PROBLEM STATEMENT – Filter this data down to the lines that hold "distribution", and copy them.

(Data records)
※
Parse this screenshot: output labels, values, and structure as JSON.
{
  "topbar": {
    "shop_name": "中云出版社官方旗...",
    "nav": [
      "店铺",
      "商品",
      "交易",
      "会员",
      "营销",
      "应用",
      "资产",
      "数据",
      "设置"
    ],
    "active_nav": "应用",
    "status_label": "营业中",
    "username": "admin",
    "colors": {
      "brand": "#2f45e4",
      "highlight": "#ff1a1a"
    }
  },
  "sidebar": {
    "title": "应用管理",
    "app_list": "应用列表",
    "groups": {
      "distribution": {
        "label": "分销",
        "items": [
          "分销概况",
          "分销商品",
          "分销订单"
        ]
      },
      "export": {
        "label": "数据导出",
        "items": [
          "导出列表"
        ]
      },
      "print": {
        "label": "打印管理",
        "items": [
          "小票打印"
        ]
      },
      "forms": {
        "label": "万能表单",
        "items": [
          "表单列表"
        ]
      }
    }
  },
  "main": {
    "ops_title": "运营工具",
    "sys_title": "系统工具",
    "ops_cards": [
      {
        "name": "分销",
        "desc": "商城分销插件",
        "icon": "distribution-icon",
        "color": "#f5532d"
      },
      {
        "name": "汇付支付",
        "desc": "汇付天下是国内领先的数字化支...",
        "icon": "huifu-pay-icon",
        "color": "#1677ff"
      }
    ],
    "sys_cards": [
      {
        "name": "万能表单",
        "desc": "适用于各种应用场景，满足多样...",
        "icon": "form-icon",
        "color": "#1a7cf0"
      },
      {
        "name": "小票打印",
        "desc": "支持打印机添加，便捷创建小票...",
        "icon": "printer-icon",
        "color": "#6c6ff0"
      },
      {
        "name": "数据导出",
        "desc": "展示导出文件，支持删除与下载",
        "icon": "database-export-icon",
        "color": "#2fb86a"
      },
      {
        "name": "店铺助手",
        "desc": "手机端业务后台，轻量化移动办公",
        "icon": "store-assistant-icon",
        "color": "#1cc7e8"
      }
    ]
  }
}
※
EXERCISE RESULT –
      "distribution": {
        "icon": "distribution-icon",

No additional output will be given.